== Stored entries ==
..........

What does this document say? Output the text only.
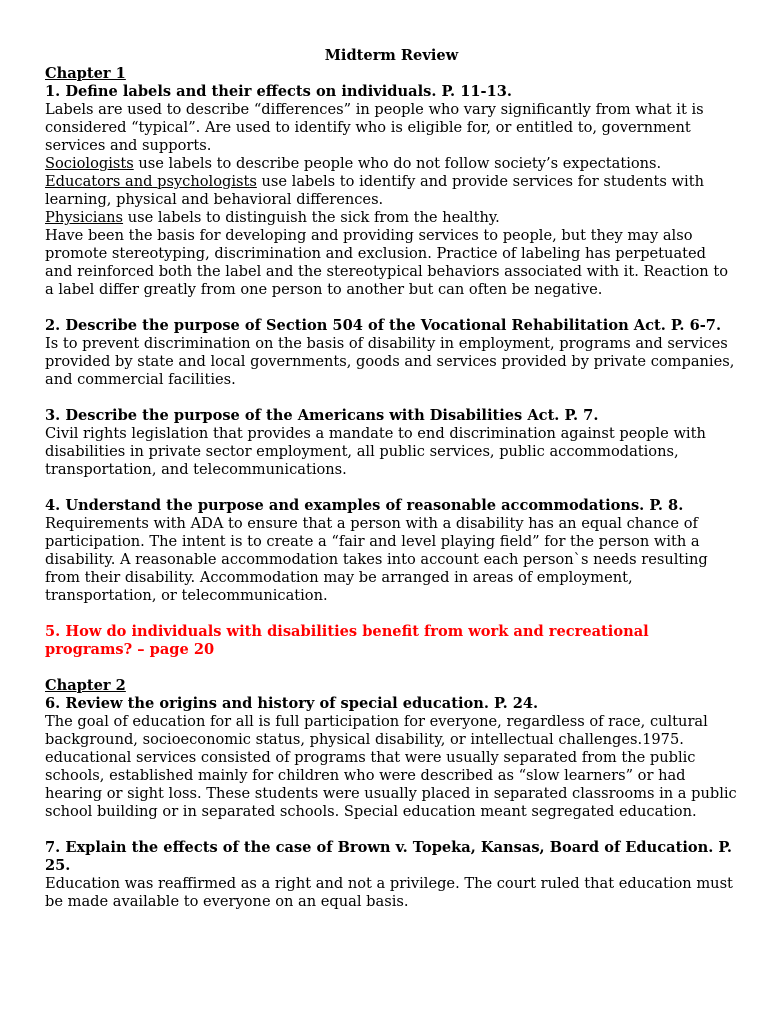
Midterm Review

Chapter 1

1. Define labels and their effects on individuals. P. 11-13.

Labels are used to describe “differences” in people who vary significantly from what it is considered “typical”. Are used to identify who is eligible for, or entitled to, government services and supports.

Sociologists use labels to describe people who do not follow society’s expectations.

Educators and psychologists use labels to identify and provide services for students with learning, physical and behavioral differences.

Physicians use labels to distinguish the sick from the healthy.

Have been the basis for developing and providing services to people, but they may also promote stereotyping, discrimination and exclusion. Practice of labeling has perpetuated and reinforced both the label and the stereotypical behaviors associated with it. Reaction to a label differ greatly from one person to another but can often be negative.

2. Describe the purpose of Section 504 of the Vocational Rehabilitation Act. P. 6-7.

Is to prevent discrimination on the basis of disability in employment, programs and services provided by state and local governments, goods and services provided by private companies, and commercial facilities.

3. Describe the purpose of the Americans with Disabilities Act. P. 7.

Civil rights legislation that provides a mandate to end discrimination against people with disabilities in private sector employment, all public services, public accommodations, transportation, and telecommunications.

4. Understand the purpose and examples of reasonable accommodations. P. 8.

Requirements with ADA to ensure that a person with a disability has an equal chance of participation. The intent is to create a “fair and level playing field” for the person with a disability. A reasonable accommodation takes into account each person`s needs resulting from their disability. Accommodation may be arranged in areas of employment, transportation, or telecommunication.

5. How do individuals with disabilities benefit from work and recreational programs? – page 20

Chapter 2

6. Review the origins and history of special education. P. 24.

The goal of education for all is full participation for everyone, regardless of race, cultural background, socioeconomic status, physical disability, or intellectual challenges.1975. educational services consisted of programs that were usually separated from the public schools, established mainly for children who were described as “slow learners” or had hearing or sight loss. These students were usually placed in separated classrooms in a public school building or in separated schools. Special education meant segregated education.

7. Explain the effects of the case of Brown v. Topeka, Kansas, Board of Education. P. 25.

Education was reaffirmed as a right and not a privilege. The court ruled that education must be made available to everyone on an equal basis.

..........

== Task requirements ==
Locate the lines above that contain "transportation" and copy them.

== Completed task ==
Civil rights legislation that provides a mandate to end discrimination against people with disabilities in private sector employment, all public services, public accommodations, transportation, and telecommunications.
Requirements with ADA to ensure that a person with a disability has an equal chance of participation. The intent is to create a “fair and level playing field” for the person with a disability. A reasonable accommodation takes into account each person`s needs resulting from their disability. Accommodation may be arranged in areas of employment, transportation, or telecommunication.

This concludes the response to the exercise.